Given exercise:
Could you print every record below exactly as it appears?

=== Dataset entries ===

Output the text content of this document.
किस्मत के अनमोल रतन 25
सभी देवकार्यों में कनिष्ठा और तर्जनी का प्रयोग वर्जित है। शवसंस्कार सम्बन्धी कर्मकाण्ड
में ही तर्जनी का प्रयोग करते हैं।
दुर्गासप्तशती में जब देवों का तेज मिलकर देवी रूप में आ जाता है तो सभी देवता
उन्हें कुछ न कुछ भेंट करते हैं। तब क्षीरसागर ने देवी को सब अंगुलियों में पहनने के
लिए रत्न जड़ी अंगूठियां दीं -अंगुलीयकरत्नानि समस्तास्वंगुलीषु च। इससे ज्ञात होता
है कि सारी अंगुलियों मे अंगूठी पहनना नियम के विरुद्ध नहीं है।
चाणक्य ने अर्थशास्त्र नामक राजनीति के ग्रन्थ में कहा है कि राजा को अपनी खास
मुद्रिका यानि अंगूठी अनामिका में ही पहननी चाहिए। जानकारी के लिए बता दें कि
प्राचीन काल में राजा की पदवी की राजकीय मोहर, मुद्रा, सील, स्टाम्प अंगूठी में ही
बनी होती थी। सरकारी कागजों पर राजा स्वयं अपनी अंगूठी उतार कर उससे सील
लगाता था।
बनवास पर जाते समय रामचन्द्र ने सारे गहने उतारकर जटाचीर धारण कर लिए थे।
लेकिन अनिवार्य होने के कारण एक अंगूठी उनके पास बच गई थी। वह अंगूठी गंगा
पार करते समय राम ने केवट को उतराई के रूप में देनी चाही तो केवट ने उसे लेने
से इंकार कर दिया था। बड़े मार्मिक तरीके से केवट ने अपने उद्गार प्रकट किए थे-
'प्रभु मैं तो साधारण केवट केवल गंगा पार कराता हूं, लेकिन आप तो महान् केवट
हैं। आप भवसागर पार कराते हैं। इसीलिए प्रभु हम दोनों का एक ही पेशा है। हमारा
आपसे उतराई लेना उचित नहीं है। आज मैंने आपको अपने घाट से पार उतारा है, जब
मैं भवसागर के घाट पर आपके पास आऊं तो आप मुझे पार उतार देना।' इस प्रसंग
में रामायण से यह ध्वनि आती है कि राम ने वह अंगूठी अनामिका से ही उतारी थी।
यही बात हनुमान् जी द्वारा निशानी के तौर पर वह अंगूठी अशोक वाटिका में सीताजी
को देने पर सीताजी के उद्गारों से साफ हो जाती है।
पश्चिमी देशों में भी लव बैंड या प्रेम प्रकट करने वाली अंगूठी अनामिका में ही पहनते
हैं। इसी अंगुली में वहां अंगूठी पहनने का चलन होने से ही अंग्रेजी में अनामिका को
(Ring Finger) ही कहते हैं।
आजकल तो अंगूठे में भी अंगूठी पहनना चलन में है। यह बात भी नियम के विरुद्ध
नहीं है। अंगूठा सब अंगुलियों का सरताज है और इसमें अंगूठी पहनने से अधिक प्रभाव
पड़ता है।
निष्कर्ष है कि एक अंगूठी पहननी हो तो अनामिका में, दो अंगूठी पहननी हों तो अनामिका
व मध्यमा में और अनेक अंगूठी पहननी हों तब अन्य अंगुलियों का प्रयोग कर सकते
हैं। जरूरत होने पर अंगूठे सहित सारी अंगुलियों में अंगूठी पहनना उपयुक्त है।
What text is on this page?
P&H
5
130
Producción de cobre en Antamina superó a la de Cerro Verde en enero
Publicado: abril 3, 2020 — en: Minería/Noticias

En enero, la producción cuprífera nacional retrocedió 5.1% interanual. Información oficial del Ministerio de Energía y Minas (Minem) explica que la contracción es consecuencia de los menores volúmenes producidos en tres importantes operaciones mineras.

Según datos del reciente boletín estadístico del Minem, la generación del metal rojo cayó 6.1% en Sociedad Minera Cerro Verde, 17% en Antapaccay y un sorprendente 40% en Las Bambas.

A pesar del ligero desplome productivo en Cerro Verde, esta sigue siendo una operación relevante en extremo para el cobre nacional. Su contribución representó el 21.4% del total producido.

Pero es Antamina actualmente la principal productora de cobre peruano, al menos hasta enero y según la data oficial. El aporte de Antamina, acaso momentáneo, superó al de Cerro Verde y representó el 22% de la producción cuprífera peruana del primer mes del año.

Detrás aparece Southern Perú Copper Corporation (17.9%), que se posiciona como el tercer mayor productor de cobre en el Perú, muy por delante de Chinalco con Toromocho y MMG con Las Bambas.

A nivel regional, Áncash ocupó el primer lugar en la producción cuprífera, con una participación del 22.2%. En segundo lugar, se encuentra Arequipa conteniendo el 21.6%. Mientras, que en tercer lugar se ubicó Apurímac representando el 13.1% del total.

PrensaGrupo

===

Solution below:
Output the text content of this document.
किस्मत के अनमोल रतन 25
सभी देवकार्यों में कनिष्ठा और तर्जनी का प्रयोग वर्जित है। शवसंस्कार सम्बन्धी कर्मकाण्ड
में ही तर्जनी का प्रयोग करते हैं।
दुर्गासप्तशती में जब देवों का तेज मिलकर देवी रूप में आ जाता है तो सभी देवता
उन्हें कुछ न कुछ भेंट करते हैं। तब क्षीरसागर ने देवी को सब अंगुलियों में पहनने के
लिए रत्न जड़ी अंगूठियां दीं -अंगुलीयकरत्नानि समस्तास्वंगुलीषु च। इससे ज्ञात होता
है कि सारी अंगुलियों मे अंगूठी पहनना नियम के विरुद्ध नहीं है।
चाणक्य ने अर्थशास्त्र नामक राजनीति के ग्रन्थ में कहा है कि राजा को अपनी खास
मुद्रिका यानि अंगूठी अनामिका में ही पहननी चाहिए। जानकारी के लिए बता दें कि
प्राचीन काल में राजा की पदवी की राजकीय मोहर, मुद्रा, सील, स्टाम्प अंगूठी में ही
बनी होती थी। सरकारी कागजों पर राजा स्वयं अपनी अंगूठी उतार कर उससे सील
लगाता था।
बनवास पर जाते समय रामचन्द्र ने सारे गहने उतारकर जटाचीर धारण कर लिए थे।
लेकिन अनिवार्य होने के कारण एक अंगूठी उनके पास बच गई थी। वह अंगूठी गंगा
पार करते समय राम ने केवट को उतराई के रूप में देनी चाही तो केवट ने उसे लेने
से इंकार कर दिया था। बड़े मार्मिक तरीके से केवट ने अपने उद्गार प्रकट किए थे-
'प्रभु मैं तो साधारण केवट केवल गंगा पार कराता हूं, लेकिन आप तो महान् केवट
हैं। आप भवसागर पार कराते हैं। इसीलिए प्रभु हम दोनों का एक ही पेशा है। हमारा
आपसे उतराई लेना उचित नहीं है। आज मैंने आपको अपने घाट से पार उतारा है, जब
मैं भवसागर के घाट पर आपके पास आऊं तो आप मुझे पार उतार देना।' इस प्रसंग
में रामायण से यह ध्वनि आती है कि राम ने वह अंगूठी अनामिका से ही उतारी थी।
यही बात हनुमान् जी द्वारा निशानी के तौर पर वह अंगूठी अशोक वाटिका में सीताजी
को देने पर सीताजी के उद्गारों से साफ हो जाती है।
पश्चिमी देशों में भी लव बैंड या प्रेम प्रकट करने वाली अंगूठी अनामिका में ही पहनते
हैं। इसी अंगुली में वहां अंगूठी पहनने का चलन होने से ही अंग्रेजी में अनामिका को
(Ring Finger) ही कहते हैं।
आजकल तो अंगूठे में भी अंगूठी पहनना चलन में है। यह बात भी नियम के विरुद्ध
नहीं है। अंगूठा सब अंगुलियों का सरताज है और इसमें अंगूठी पहनने से अधिक प्रभाव
पड़ता है।
निष्कर्ष है कि एक अंगूठी पहननी हो तो अनामिका में, दो अंगूठी पहननी हों तो अनामिका
व मध्यमा में और अनेक अंगूठी पहननी हों तब अन्य अंगुलियों का प्रयोग कर सकते
हैं। जरूरत होने पर अंगूठे सहित सारी अंगुलियों में अंगूठी पहनना उपयुक्त है।
What text is on this page?
P&H
5
130
Producción de cobre en Antamina superó a la de Cerro Verde en enero
Publicado: abril 3, 2020 — en: Minería/Noticias

En enero, la producción cuprífera nacional retrocedió 5.1% interanual. Información oficial del Ministerio de Energía y Minas (Minem) explica que la contracción es consecuencia de los menores volúmenes producidos en tres importantes operaciones mineras.

Según datos del reciente boletín estadístico del Minem, la generación del metal rojo cayó 6.1% en Sociedad Minera Cerro Verde, 17% en Antapaccay y un sorprendente 40% en Las Bambas.

A pesar del ligero desplome productivo en Cerro Verde, esta sigue siendo una operación relevante en extremo para el cobre nacional. Su contribución representó el 21.4% del total producido.

Pero es Antamina actualmente la principal productora de cobre peruano, al menos hasta enero y según la data oficial. El aporte de Antamina, acaso momentáneo, superó al de Cerro Verde y representó el 22% de la producción cuprífera peruana del primer mes del año.

Detrás aparece Southern Perú Copper Corporation (17.9%), que se posiciona como el tercer mayor productor de cobre en el Perú, muy por delante de Chinalco con Toromocho y MMG con Las Bambas.

A nivel regional, Áncash ocupó el primer lugar en la producción cuprífera, con una participación del 22.2%. En segundo lugar, se encuentra Arequipa conteniendo el 21.6%. Mientras, que en tercer lugar se ubicó Apurímac representando el 13.1% del total.

PrensaGrupo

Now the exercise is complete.